— Start DATASET EXTRACT —

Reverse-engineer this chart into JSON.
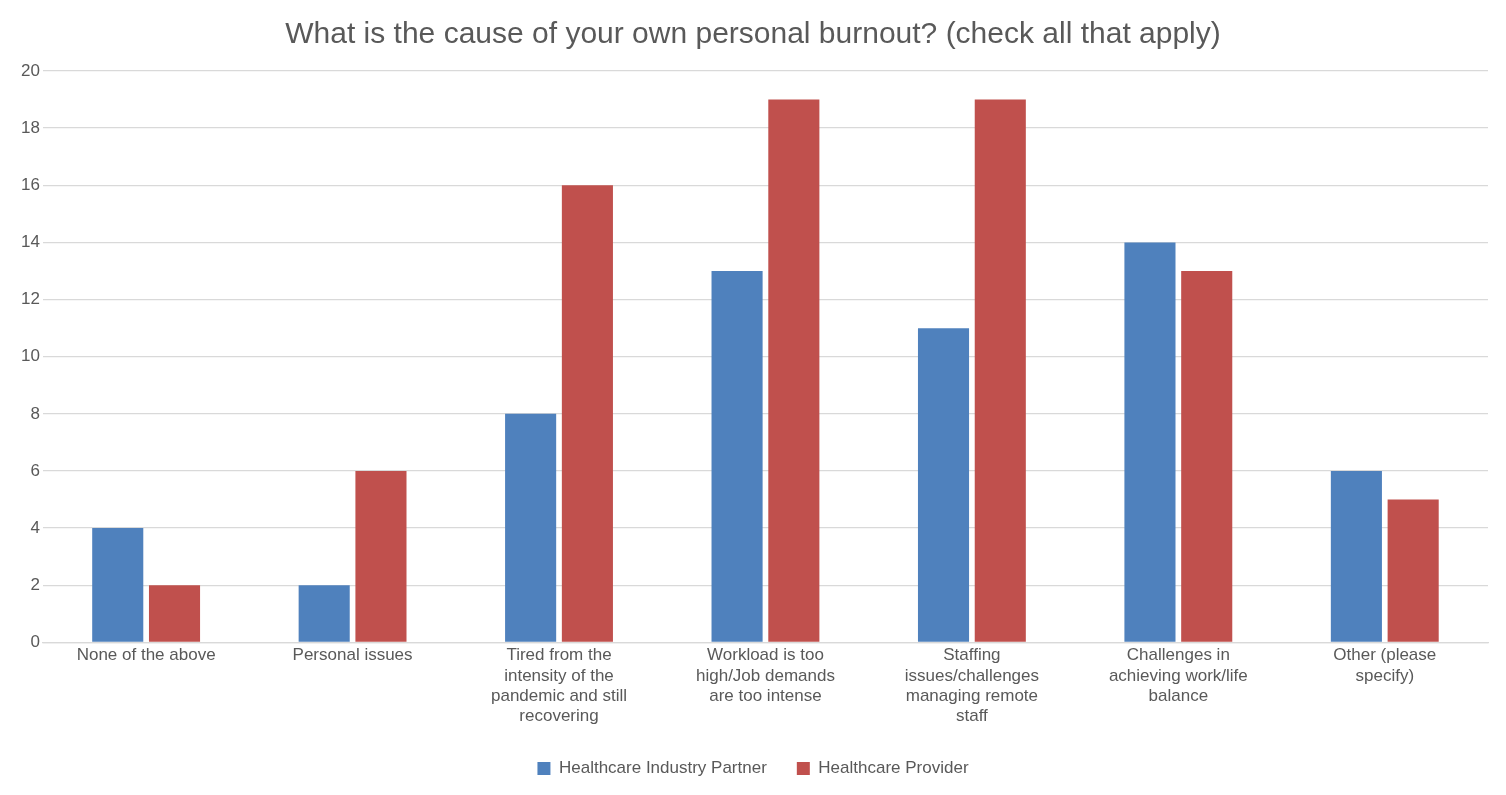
{
  "chart_data": {
    "type": "bar",
    "title": "What is the cause of your own personal burnout? (check all that apply)",
    "categories": [
      "None of the above",
      "Personal issues",
      "Tired from the intensity of the pandemic and still recovering",
      "Workload is too high/Job demands are too intense",
      "Staffing issues/challenges managing remote staff",
      "Challenges in achieving work/life balance",
      "Other (please specify)"
    ],
    "series": [
      {
        "name": "Healthcare Industry Partner",
        "color": "#4f81bd",
        "values": [
          4,
          2,
          8,
          13,
          11,
          14,
          6
        ]
      },
      {
        "name": "Healthcare Provider",
        "color": "#c0504d",
        "values": [
          2,
          6,
          16,
          19,
          19,
          13,
          5
        ]
      }
    ],
    "ylim": [
      0,
      20
    ],
    "yticks": [
      0,
      2,
      4,
      6,
      8,
      10,
      12,
      14,
      16,
      18,
      20
    ],
    "grid": "y",
    "legend": "bottom"
  }
}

— End DATASET EXTRACT —

TASK INSTRUCTIONS: Pictures in the records above are not copied; print everything else exactly.

WRITTEN ANSWER:
Reverse-engineer this chart into JSON.
{
  "chart_data": {
    "type": "bar",
    "title": "What is the cause of your own personal burnout? (check all that apply)",
    "categories": [
      "None of the above",
      "Personal issues",
      "Tired from the intensity of the pandemic and still recovering",
      "Workload is too high/Job demands are too intense",
      "Staffing issues/challenges managing remote staff",
      "Challenges in achieving work/life balance",
      "Other (please specify)"
    ],
    "series": [
      {
        "name": "Healthcare Industry Partner",
        "color": "#4f81bd",
        "values": [
          4,
          2,
          8,
          13,
          11,
          14,
          6
        ]
      },
      {
        "name": "Healthcare Provider",
        "color": "#c0504d",
        "values": [
          2,
          6,
          16,
          19,
          19,
          13,
          5
        ]
      }
    ],
    "ylim": [
      0,
      20
    ],
    "yticks": [
      0,
      2,
      4,
      6,
      8,
      10,
      12,
      14,
      16,
      18,
      20
    ],
    "grid": "y",
    "legend": "bottom"
  }
}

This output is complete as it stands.